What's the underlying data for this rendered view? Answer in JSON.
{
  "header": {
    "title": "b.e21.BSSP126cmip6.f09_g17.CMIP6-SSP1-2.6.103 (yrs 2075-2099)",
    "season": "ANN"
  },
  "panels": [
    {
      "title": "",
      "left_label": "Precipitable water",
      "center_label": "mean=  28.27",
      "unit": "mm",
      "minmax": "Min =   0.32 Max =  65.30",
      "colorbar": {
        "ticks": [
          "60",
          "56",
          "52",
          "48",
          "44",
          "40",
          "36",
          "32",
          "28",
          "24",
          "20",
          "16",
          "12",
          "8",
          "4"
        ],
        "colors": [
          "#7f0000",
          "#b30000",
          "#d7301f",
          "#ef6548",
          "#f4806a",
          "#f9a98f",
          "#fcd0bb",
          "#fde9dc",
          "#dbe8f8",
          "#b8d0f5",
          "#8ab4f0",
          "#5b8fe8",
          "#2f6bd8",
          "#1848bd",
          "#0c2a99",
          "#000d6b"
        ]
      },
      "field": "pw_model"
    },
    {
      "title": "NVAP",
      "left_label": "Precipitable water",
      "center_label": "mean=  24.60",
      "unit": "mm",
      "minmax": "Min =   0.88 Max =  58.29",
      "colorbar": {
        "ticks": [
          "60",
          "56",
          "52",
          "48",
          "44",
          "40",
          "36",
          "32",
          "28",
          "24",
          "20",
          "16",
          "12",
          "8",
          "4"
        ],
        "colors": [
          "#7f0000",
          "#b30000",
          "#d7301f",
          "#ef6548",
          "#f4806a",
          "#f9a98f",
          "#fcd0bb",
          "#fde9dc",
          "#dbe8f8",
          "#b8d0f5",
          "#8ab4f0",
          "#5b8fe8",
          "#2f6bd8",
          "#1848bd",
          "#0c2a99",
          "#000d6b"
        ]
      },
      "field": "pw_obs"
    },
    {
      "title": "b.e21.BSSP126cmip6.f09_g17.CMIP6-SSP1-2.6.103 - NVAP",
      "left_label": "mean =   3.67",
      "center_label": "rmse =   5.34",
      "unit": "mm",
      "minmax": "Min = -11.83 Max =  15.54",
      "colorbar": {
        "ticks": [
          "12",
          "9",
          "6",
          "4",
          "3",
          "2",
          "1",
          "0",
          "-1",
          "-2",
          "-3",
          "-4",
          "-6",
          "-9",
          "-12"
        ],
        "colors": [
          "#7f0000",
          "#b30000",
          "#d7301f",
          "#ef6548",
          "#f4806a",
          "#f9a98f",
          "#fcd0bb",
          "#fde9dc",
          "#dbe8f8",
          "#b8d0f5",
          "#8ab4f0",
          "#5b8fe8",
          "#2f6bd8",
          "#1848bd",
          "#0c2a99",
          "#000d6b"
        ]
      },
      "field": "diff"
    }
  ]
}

########################################

--- Stated exercise ---
Count the lines above in which the word "field" appears, then state only that count.

--- Final answer ---
3